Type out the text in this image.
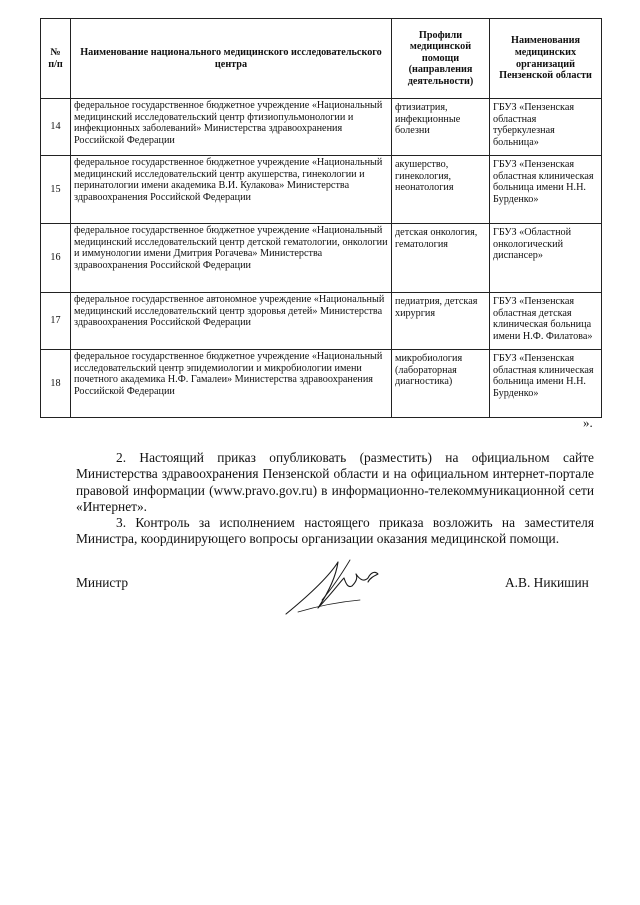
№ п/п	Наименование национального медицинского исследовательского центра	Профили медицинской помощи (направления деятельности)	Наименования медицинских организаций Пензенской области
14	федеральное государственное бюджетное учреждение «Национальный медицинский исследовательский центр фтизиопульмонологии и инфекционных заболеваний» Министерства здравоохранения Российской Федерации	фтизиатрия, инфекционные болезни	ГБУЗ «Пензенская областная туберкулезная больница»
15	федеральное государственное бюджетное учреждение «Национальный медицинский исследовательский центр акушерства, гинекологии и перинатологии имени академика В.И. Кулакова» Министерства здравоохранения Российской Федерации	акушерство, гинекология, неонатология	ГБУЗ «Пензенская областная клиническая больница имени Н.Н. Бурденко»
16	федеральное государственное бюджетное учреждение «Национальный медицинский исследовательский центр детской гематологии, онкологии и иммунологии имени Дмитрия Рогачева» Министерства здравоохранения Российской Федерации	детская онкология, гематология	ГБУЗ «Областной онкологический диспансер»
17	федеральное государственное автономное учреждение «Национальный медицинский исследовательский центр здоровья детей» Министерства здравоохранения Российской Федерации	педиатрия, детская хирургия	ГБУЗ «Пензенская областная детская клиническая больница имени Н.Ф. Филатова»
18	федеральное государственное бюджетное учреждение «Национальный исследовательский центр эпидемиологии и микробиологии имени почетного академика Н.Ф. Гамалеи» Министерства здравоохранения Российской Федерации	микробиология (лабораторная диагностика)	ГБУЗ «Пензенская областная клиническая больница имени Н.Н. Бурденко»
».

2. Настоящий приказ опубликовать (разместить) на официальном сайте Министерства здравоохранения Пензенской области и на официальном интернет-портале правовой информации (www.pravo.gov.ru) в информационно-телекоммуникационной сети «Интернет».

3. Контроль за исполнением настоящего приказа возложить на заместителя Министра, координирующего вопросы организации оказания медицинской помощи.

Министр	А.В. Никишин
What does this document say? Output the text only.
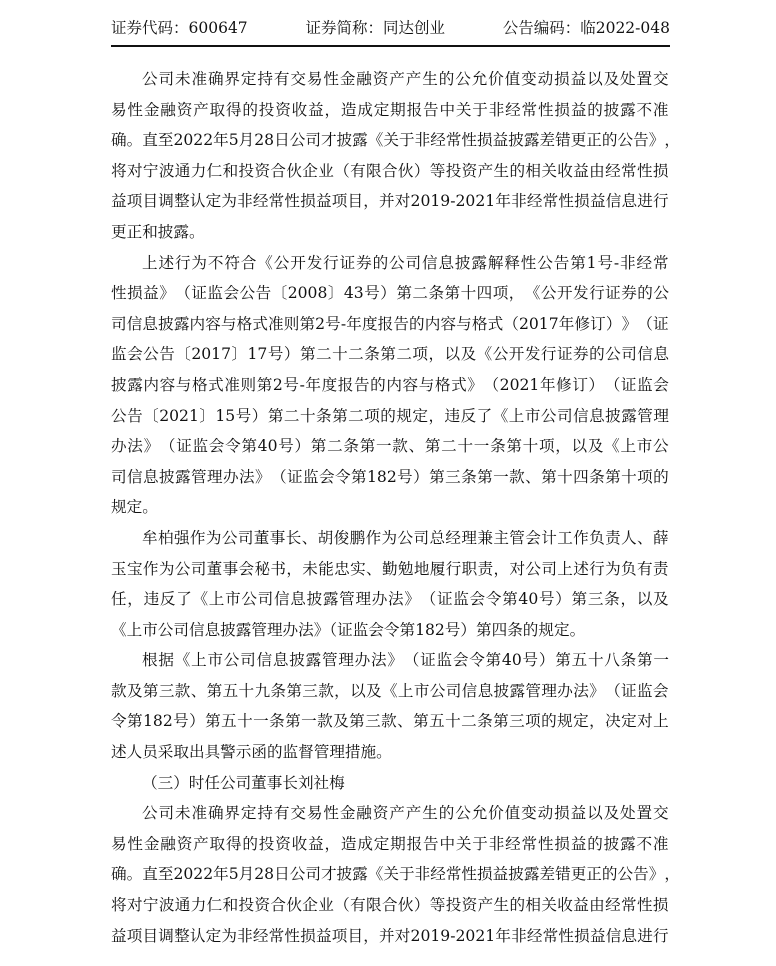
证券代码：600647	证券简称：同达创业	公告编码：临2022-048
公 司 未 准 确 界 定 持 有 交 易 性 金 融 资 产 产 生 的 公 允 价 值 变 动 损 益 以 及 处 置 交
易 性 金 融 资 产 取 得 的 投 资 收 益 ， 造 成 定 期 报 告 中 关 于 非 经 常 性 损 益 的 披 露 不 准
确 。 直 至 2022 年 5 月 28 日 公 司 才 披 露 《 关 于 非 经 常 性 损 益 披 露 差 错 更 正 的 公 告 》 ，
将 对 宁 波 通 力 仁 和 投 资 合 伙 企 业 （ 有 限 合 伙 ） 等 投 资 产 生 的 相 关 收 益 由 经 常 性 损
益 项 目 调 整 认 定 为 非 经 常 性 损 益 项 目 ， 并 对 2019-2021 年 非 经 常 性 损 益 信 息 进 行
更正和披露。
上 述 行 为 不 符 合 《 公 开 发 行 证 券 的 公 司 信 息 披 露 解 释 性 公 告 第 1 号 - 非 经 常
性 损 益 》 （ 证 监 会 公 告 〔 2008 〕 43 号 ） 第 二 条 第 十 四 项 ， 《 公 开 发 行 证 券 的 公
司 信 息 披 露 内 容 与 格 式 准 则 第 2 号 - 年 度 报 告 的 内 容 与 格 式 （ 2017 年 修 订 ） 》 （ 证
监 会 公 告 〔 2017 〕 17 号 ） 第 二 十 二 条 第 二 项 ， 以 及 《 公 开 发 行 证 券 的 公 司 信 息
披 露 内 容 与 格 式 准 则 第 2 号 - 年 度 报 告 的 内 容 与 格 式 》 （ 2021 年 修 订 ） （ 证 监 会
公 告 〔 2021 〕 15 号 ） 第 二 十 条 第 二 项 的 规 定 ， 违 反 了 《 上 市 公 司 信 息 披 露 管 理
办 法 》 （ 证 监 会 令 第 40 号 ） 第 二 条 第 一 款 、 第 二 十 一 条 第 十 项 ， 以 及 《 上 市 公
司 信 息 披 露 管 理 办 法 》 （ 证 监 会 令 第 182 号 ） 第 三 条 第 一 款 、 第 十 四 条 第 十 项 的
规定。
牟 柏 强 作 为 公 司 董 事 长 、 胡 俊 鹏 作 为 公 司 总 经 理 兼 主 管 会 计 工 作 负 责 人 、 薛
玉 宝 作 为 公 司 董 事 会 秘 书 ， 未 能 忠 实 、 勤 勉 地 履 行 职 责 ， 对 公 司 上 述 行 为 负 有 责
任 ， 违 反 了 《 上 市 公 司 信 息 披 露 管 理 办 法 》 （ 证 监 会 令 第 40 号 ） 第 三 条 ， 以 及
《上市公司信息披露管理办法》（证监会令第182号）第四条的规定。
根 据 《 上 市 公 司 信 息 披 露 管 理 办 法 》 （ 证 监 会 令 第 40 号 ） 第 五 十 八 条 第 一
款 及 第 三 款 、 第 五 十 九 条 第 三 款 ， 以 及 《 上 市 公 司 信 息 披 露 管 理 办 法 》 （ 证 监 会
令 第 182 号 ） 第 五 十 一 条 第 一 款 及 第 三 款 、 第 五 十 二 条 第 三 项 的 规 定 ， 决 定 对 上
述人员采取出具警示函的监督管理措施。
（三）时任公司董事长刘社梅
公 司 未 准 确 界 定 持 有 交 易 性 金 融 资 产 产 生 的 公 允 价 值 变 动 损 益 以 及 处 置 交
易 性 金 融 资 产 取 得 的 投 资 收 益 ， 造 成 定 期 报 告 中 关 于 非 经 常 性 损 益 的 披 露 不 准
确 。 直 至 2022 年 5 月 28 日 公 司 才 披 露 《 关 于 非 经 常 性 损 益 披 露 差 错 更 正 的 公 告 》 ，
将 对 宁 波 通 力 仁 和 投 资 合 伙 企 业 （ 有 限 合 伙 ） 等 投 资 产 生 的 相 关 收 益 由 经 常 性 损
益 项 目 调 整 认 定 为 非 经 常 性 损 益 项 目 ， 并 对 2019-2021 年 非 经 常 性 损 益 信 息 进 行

---

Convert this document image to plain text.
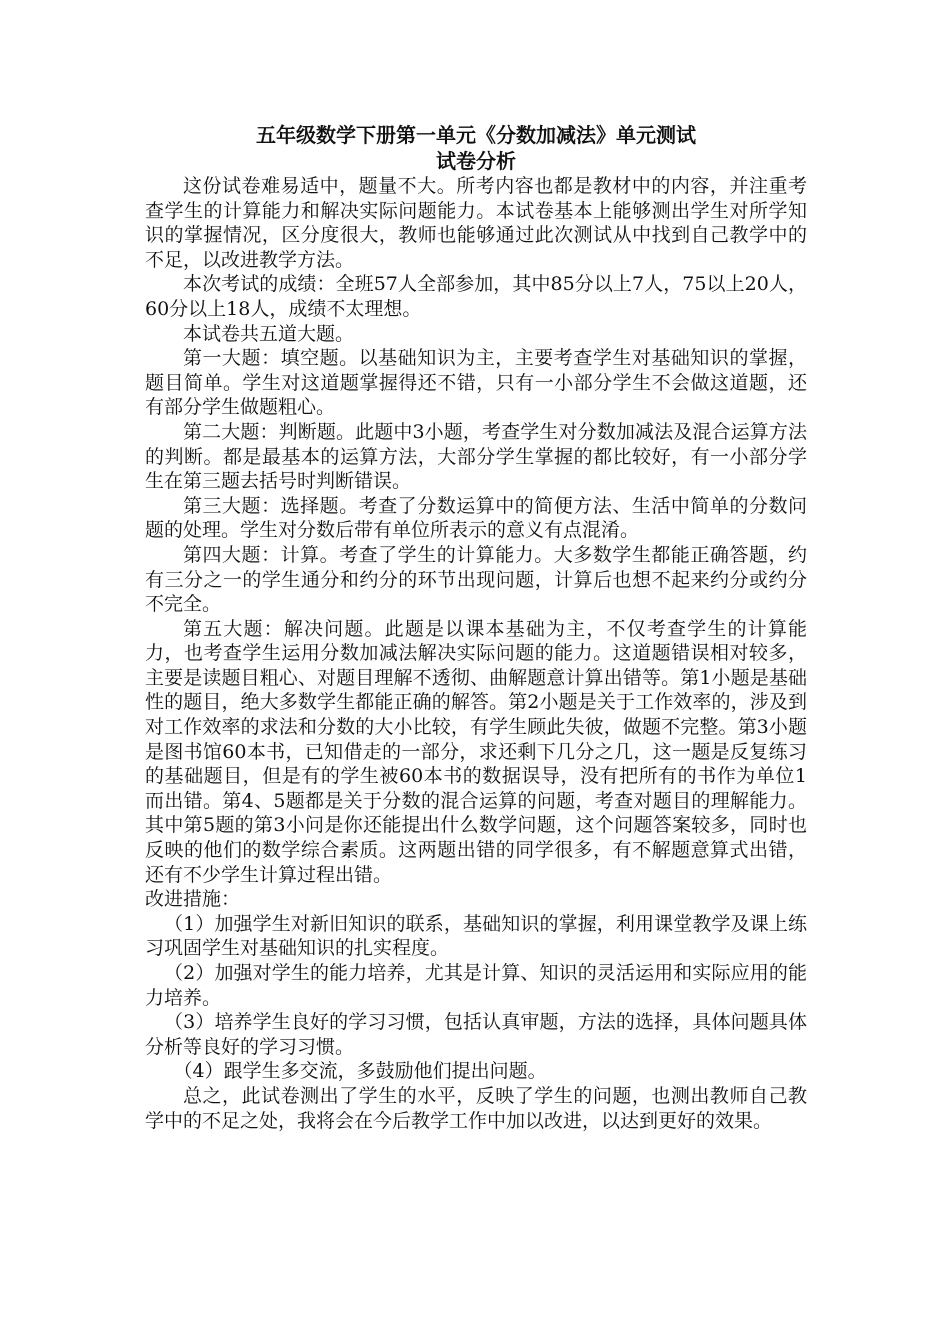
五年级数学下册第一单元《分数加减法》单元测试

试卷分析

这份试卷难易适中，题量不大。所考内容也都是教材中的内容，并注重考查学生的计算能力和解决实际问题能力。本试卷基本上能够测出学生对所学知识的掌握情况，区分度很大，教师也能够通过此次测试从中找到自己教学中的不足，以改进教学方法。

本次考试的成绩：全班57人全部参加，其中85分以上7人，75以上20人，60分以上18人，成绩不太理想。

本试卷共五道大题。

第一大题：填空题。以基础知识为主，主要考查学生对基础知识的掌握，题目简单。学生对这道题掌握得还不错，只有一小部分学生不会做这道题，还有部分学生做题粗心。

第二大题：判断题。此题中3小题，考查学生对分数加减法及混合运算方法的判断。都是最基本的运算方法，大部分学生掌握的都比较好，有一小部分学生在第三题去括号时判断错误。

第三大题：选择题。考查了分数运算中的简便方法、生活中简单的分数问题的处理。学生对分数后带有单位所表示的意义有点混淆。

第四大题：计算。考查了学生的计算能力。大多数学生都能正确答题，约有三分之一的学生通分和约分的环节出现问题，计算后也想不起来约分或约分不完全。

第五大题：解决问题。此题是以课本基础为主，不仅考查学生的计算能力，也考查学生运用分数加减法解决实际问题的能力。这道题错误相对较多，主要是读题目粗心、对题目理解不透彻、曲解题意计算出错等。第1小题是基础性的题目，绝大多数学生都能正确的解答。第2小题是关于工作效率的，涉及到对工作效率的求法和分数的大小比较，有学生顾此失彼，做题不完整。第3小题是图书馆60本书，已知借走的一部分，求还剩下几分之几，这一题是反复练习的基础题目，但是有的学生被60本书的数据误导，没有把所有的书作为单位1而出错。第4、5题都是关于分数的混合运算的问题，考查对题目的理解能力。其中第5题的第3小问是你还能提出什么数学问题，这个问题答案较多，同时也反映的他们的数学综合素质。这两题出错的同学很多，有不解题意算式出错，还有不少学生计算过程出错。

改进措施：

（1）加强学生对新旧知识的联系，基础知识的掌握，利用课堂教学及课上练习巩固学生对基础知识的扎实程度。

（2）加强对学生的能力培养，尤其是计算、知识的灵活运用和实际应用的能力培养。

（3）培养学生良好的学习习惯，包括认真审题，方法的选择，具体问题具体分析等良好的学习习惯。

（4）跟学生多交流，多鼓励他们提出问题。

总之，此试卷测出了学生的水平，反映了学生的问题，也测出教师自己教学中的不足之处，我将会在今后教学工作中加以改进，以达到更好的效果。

• _The exercise_
Make a list of all lines in the data that contain "медицинской".

• _Output below_
№ п/п	Наименование национального медицинского исследовательского центра	Профили медицинской помощи (направления деятельности)	Наименования медицинских организаций Пензенской области
3. Контроль за исполнением настоящего приказа возложить на заместителя Министра, координирующего вопросы организации оказания медицинской помощи.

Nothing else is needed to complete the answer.